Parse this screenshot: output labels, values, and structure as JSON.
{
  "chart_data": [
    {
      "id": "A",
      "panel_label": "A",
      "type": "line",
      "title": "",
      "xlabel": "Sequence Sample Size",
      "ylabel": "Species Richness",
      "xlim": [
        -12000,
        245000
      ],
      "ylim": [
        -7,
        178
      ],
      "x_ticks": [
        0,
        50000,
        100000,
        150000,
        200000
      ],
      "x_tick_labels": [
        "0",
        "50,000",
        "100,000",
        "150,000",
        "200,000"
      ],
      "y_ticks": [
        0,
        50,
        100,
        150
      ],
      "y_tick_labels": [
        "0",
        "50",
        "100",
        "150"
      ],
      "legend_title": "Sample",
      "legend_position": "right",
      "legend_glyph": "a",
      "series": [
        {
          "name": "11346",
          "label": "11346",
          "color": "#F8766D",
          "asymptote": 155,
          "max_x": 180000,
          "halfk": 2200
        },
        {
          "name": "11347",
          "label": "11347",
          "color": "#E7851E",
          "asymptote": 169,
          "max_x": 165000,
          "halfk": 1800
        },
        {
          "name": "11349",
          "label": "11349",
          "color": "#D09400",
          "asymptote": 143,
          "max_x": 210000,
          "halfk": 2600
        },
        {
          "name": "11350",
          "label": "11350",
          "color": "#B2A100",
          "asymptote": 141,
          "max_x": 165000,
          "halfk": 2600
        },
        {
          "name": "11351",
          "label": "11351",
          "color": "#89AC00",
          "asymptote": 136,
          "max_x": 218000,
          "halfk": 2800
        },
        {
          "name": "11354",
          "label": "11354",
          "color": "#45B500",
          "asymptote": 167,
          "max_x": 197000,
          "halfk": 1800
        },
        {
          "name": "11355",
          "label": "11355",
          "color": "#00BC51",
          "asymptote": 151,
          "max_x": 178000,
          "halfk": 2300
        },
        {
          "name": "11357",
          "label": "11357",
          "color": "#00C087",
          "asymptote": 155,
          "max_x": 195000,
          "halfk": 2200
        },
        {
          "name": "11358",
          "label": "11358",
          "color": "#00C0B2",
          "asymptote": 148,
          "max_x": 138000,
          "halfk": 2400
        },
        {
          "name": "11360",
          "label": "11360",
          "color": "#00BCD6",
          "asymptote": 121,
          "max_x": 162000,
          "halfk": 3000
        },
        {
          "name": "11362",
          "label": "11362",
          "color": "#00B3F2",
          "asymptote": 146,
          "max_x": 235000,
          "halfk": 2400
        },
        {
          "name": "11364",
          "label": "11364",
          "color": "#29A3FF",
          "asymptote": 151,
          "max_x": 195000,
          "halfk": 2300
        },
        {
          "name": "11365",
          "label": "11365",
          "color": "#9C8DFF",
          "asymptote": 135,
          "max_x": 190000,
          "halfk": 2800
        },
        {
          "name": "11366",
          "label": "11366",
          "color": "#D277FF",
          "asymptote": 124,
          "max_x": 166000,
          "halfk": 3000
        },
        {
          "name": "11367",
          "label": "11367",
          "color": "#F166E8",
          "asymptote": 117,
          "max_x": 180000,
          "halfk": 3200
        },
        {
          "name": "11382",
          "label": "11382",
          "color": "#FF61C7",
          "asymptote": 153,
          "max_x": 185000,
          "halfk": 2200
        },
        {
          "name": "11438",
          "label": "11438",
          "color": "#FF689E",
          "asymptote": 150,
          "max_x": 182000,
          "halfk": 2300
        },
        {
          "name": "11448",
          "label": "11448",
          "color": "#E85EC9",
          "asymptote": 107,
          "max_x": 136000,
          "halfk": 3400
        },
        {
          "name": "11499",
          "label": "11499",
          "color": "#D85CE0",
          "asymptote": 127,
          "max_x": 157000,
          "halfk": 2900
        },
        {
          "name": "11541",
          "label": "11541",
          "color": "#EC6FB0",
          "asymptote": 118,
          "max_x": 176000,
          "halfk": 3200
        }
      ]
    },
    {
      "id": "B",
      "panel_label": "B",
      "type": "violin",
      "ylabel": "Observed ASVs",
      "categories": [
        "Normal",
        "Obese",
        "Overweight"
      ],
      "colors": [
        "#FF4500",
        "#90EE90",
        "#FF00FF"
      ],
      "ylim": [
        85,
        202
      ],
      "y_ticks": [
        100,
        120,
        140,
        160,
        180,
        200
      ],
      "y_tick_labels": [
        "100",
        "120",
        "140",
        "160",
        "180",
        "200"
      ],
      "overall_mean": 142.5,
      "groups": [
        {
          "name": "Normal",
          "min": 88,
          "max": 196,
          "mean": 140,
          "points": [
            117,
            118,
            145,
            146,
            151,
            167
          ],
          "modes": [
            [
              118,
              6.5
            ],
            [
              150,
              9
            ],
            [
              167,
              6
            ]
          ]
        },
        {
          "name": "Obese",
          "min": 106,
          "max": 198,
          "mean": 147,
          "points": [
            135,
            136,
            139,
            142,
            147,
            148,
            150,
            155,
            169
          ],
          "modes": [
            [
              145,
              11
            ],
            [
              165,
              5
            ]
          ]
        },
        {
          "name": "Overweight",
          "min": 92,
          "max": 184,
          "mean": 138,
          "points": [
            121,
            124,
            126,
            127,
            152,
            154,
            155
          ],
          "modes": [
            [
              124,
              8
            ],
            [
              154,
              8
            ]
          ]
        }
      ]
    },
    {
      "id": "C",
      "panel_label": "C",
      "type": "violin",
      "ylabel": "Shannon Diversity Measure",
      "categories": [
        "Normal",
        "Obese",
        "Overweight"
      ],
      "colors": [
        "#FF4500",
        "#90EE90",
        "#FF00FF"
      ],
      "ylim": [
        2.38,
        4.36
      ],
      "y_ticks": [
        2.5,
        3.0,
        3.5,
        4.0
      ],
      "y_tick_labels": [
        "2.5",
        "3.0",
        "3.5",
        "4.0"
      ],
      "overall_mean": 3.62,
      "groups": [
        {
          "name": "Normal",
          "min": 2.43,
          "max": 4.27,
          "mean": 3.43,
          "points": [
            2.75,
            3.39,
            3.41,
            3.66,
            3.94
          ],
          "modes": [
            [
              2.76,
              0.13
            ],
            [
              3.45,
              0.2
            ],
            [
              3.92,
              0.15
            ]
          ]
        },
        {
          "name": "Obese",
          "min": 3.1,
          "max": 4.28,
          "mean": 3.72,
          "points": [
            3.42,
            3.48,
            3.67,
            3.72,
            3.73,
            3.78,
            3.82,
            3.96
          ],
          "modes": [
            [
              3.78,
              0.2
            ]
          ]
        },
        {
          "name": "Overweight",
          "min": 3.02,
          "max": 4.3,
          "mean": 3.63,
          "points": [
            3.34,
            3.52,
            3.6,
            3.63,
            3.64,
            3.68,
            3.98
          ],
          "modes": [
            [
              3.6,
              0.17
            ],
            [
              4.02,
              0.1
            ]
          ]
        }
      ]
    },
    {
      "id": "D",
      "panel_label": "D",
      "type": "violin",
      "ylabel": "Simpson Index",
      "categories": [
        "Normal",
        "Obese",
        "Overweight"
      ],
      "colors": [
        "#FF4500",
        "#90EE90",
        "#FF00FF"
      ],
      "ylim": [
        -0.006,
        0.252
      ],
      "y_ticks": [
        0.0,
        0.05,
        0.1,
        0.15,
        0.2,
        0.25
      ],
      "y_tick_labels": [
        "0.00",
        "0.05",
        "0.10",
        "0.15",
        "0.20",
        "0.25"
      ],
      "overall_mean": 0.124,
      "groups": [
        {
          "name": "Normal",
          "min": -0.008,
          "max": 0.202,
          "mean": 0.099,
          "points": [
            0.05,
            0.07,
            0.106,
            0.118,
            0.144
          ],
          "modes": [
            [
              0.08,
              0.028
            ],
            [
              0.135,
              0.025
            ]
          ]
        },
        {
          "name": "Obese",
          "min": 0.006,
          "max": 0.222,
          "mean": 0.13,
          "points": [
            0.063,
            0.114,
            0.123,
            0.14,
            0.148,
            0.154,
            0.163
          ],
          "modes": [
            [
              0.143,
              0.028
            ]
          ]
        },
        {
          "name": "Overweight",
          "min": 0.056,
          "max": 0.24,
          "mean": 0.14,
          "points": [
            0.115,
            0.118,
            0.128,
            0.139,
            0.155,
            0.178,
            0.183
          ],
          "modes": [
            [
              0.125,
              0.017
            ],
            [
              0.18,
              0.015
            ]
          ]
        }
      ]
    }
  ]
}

====================

Instructions to follow> What count of lines in the listing contain the word "ylabel"? Reply with the number only.

Solution> 4